Problem details:
Without including any images, reproduce each entry exactly.

Data excerpts:
____
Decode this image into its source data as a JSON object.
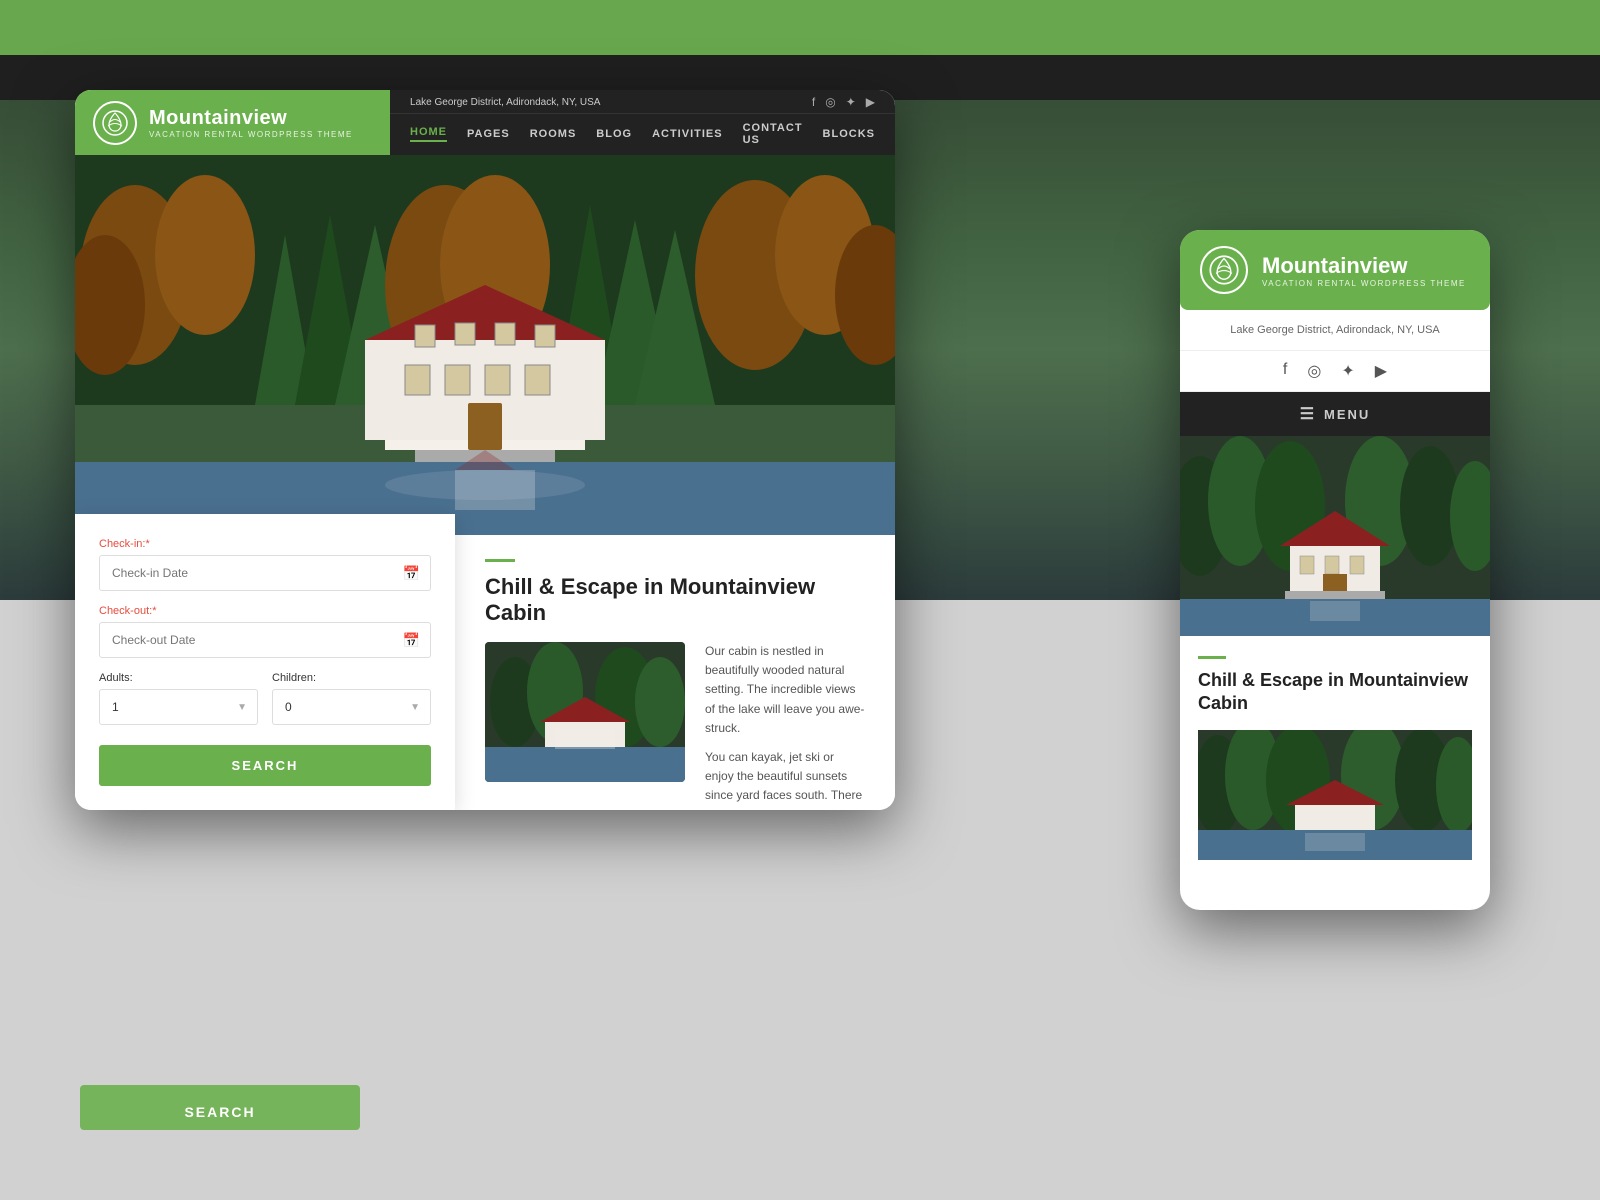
{
  "site": {
    "name": "Mountainview",
    "tagline": "VACATION RENTAL WORDPRESS THEME",
    "location": "Lake George District, Adirondack, NY, USA"
  },
  "nav": {
    "links": [
      {
        "label": "HOME",
        "active": true
      },
      {
        "label": "PAGES",
        "active": false
      },
      {
        "label": "ROOMS",
        "active": false
      },
      {
        "label": "BLOG",
        "active": false
      },
      {
        "label": "ACTIVITIES",
        "active": false
      },
      {
        "label": "CONTACT US",
        "active": false
      },
      {
        "label": "BLOCKS",
        "active": false
      }
    ]
  },
  "mobile_nav": {
    "menu_label": "MENU"
  },
  "booking": {
    "checkin_label": "Check-in:",
    "checkin_placeholder": "Check-in Date",
    "checkout_label": "Check-out:",
    "checkout_placeholder": "Check-out Date",
    "adults_label": "Adults:",
    "adults_value": "1",
    "children_label": "Children:",
    "children_value": "0",
    "search_button": "SEARCH"
  },
  "content": {
    "accent": "",
    "title": "Chill & Escape in Mountainview Cabin",
    "paragraph1": "Our cabin is nestled in beautifully wooded natural setting. The incredible views of the lake will leave you awe-struck.",
    "paragraph2": "You can kayak, jet ski or enjoy the beautiful sunsets since yard faces south. There is groceries, different tours and many am..."
  },
  "mobile_content": {
    "title": "Chill & Escape in Mountainview Cabin"
  },
  "social": {
    "icons": [
      "f",
      "◎",
      "✦",
      "▶"
    ]
  }
}
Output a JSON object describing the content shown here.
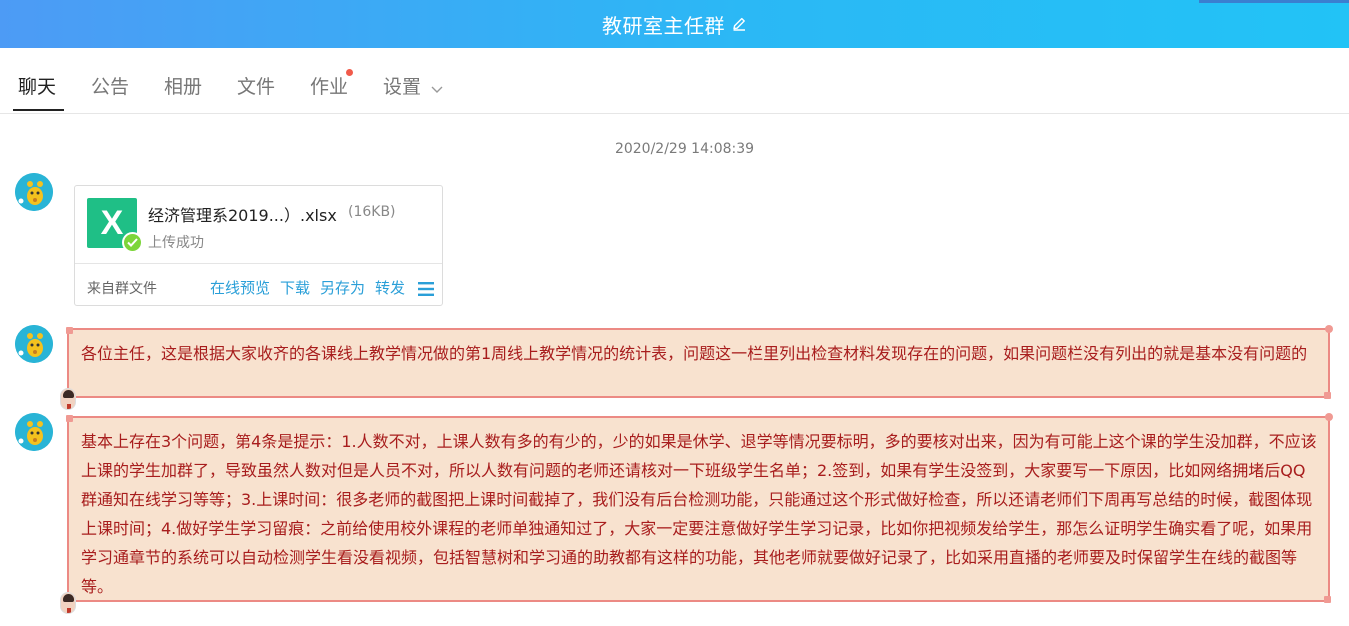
____
Exercise solution:
Decode this image into its source data as a JSON object.
{
  "site": {
    "name": "Mountainview",
    "tagline": "VACATION RENTAL WORDPRESS THEME",
    "location": "Lake George District, Adirondack, NY, USA"
  },
  "nav": {
    "links": [
      {
        "label": "HOME",
        "active": true
      },
      {
        "label": "PAGES",
        "active": false
      },
      {
        "label": "ROOMS",
        "active": false
      },
      {
        "label": "BLOG",
        "active": false
      },
      {
        "label": "ACTIVITIES",
        "active": false
      },
      {
        "label": "CONTACT US",
        "active": false
      },
      {
        "label": "BLOCKS",
        "active": false
      }
    ]
  },
  "mobile_nav": {
    "menu_label": "MENU"
  },
  "booking": {
    "checkin_label": "Check-in:",
    "checkin_placeholder": "Check-in Date",
    "checkout_label": "Check-out:",
    "checkout_placeholder": "Check-out Date",
    "adults_label": "Adults:",
    "adults_value": "1",
    "children_label": "Children:",
    "children_value": "0",
    "search_button": "SEARCH"
  },
  "content": {
    "accent": "",
    "title": "Chill & Escape in Mountainview Cabin",
    "paragraph1": "Our cabin is nestled in beautifully wooded natural setting. The incredible views of the lake will leave you awe-struck.",
    "paragraph2": "You can kayak, jet ski or enjoy the beautiful sunsets since yard faces south. There is groceries, different tours and many am..."
  },
  "mobile_content": {
    "title": "Chill & Escape in Mountainview Cabin"
  },
  "social": {
    "icons": [
      "f",
      "◎",
      "✦",
      "▶"
    ]
  }
}
Output a JSON object describing the content shown here.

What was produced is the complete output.